*TASK REQUIREMENTS*. Locate the lines where "động" occurs and copy them as they stand.

## Begin GIVEN RECORDS

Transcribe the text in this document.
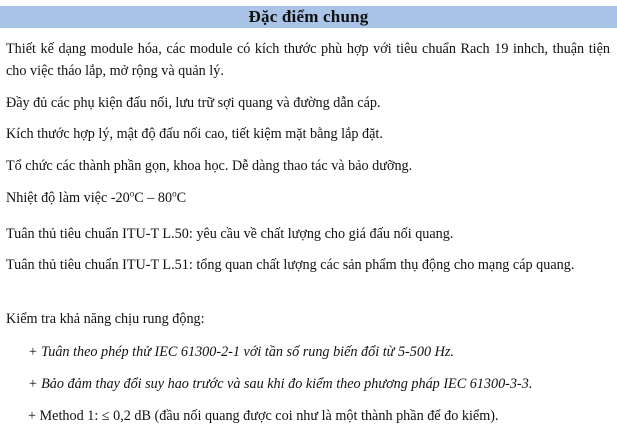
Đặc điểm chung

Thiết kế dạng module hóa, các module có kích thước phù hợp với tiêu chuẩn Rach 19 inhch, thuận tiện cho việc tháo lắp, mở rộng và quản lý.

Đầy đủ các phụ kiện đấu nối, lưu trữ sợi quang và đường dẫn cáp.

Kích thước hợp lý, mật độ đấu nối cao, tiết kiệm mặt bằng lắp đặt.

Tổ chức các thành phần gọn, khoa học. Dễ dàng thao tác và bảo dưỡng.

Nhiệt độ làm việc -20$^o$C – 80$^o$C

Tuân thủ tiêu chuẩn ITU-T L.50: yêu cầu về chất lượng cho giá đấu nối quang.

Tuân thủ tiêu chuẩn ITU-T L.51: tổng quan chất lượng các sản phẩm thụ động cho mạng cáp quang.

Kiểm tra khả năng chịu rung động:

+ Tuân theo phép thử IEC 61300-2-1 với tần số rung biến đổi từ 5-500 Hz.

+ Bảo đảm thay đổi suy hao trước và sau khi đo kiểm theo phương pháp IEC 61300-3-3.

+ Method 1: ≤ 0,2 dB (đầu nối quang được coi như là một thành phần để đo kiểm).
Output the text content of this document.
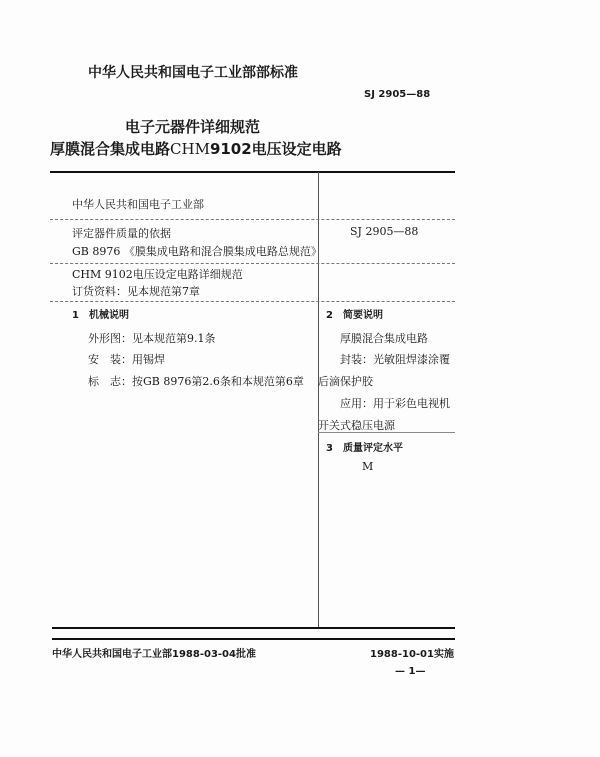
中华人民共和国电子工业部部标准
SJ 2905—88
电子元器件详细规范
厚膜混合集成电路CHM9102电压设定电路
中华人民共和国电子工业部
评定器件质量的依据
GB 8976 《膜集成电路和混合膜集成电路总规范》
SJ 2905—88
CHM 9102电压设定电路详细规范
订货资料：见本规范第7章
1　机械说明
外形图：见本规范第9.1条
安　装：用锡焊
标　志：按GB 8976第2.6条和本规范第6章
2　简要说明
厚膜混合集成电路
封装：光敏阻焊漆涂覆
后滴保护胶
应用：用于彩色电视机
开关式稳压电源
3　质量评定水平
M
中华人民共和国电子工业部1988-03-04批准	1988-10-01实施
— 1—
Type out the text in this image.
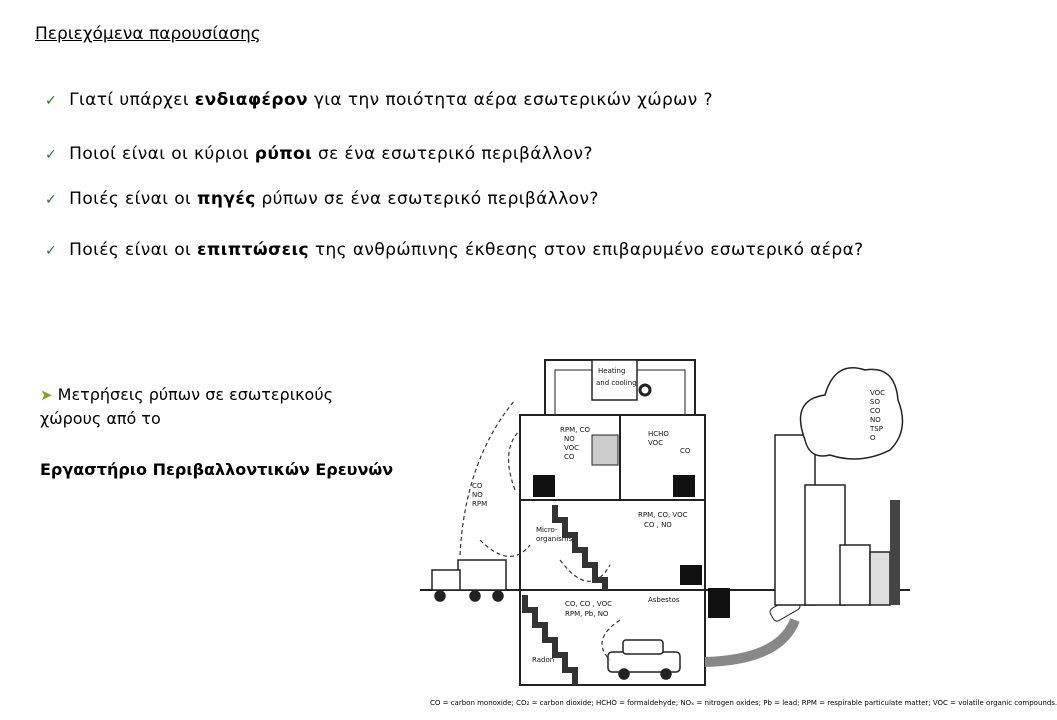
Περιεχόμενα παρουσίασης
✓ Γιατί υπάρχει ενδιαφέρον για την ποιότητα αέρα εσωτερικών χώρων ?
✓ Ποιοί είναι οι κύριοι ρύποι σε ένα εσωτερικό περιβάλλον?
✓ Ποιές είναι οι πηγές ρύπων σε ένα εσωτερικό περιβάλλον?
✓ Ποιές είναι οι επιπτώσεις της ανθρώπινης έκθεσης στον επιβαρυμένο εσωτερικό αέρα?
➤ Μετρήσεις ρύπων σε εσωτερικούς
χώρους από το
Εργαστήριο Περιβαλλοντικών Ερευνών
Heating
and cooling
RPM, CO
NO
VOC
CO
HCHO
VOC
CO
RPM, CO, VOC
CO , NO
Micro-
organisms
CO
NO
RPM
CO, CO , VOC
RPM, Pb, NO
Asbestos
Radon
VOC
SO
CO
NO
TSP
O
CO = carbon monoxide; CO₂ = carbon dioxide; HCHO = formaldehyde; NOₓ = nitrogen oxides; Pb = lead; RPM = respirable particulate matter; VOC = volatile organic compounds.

## End GIVEN RECORDS

*EXERCISE SOLUTION*.
Tuân thủ tiêu chuẩn ITU-T L.51: tổng quan chất lượng các sản phẩm thụ động cho mạng cáp quang.
Kiểm tra khả năng chịu rung động:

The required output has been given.